#### RECORDS TO USE
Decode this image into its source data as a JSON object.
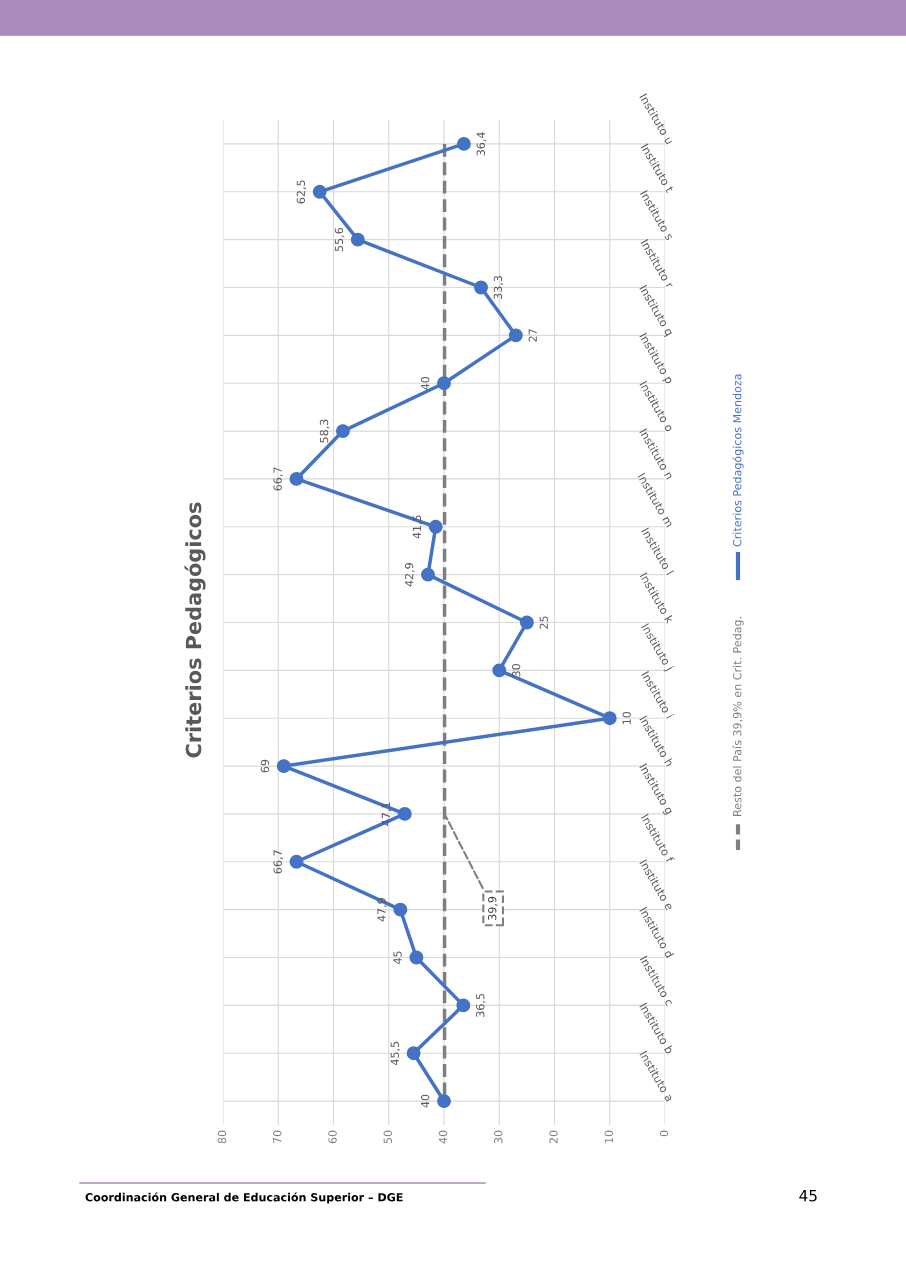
{
  "chart_data": {
    "type": "line",
    "title": "Criterios Pedagógicos",
    "orientation": "horizontal",
    "categories": [
      "Instituto u",
      "Instituto t",
      "Instituto s",
      "Instituto r",
      "Instituto q",
      "Instituto p",
      "Instituto o",
      "Instituto n",
      "Instituto m",
      "Instituto l",
      "Instituto k",
      "Instituto j",
      "Instituto i",
      "Instituto h",
      "Instituto g",
      "Instituto f",
      "Instituto e",
      "Instituto d",
      "Instituto c",
      "Instituto b",
      "Instituto a"
    ],
    "series": [
      {
        "name": "Resto del País 39,9% en Crit. Pedag.",
        "color": "#7f7f7f",
        "line_style": "dashed",
        "marker": "none",
        "values": [
          39.9,
          39.9,
          39.9,
          39.9,
          39.9,
          39.9,
          39.9,
          39.9,
          39.9,
          39.9,
          39.9,
          39.9,
          39.9,
          39.9,
          39.9,
          39.9,
          39.9,
          39.9,
          39.9,
          39.9,
          39.9
        ],
        "value_labels": [
          null,
          null,
          null,
          null,
          null,
          null,
          null,
          null,
          null,
          null,
          null,
          null,
          null,
          null,
          "39,9",
          null,
          null,
          null,
          null,
          null,
          null
        ]
      },
      {
        "name": "Criterios Pedagógicos Mendoza",
        "color": "#4472c4",
        "line_style": "solid",
        "marker": "circle",
        "values": [
          36.4,
          62.5,
          55.6,
          33.3,
          27,
          40,
          58.3,
          66.7,
          41.5,
          42.9,
          25,
          30,
          10,
          69,
          47.1,
          66.7,
          47.9,
          45,
          36.5,
          45.5,
          40
        ],
        "value_labels": [
          "36,4",
          "62,5",
          "55,6",
          "33,3",
          "27",
          "40",
          "58,3",
          "66,7",
          "41,5",
          "42,9",
          "25",
          "30",
          "10",
          "69",
          "47,1",
          "66,7",
          "47,9",
          "45",
          "36,5",
          "45,5",
          "40"
        ]
      }
    ],
    "xlim": [
      80,
      0
    ],
    "xticks": [
      80,
      70,
      60,
      50,
      40,
      30,
      20,
      10,
      0
    ],
    "grid": true,
    "legend": "right",
    "annotations": [
      "Coordinación General de Educación Superior – DGE",
      "45"
    ]
  }
}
########
### WHAT NEEDS TO BE DONE
The data above needs to be retyped exactly, with the images left out.

### WRITTEN RESPONSE
Decode this image into its source data as a JSON object.
{
  "chart_data": {
    "type": "line",
    "title": "Criterios Pedagógicos",
    "orientation": "horizontal",
    "categories": [
      "Instituto u",
      "Instituto t",
      "Instituto s",
      "Instituto r",
      "Instituto q",
      "Instituto p",
      "Instituto o",
      "Instituto n",
      "Instituto m",
      "Instituto l",
      "Instituto k",
      "Instituto j",
      "Instituto i",
      "Instituto h",
      "Instituto g",
      "Instituto f",
      "Instituto e",
      "Instituto d",
      "Instituto c",
      "Instituto b",
      "Instituto a"
    ],
    "series": [
      {
        "name": "Resto del País 39,9% en Crit. Pedag.",
        "color": "#7f7f7f",
        "line_style": "dashed",
        "marker": "none",
        "values": [
          39.9,
          39.9,
          39.9,
          39.9,
          39.9,
          39.9,
          39.9,
          39.9,
          39.9,
          39.9,
          39.9,
          39.9,
          39.9,
          39.9,
          39.9,
          39.9,
          39.9,
          39.9,
          39.9,
          39.9,
          39.9
        ],
        "value_labels": [
          null,
          null,
          null,
          null,
          null,
          null,
          null,
          null,
          null,
          null,
          null,
          null,
          null,
          null,
          "39,9",
          null,
          null,
          null,
          null,
          null,
          null
        ]
      },
      {
        "name": "Criterios Pedagógicos Mendoza",
        "color": "#4472c4",
        "line_style": "solid",
        "marker": "circle",
        "values": [
          36.4,
          62.5,
          55.6,
          33.3,
          27,
          40,
          58.3,
          66.7,
          41.5,
          42.9,
          25,
          30,
          10,
          69,
          47.1,
          66.7,
          47.9,
          45,
          36.5,
          45.5,
          40
        ],
        "value_labels": [
          "36,4",
          "62,5",
          "55,6",
          "33,3",
          "27",
          "40",
          "58,3",
          "66,7",
          "41,5",
          "42,9",
          "25",
          "30",
          "10",
          "69",
          "47,1",
          "66,7",
          "47,9",
          "45",
          "36,5",
          "45,5",
          "40"
        ]
      }
    ],
    "xlim": [
      80,
      0
    ],
    "xticks": [
      80,
      70,
      60,
      50,
      40,
      30,
      20,
      10,
      0
    ],
    "grid": true,
    "legend": "right",
    "annotations": [
      "Coordinación General de Educación Superior – DGE",
      "45"
    ]
  }
}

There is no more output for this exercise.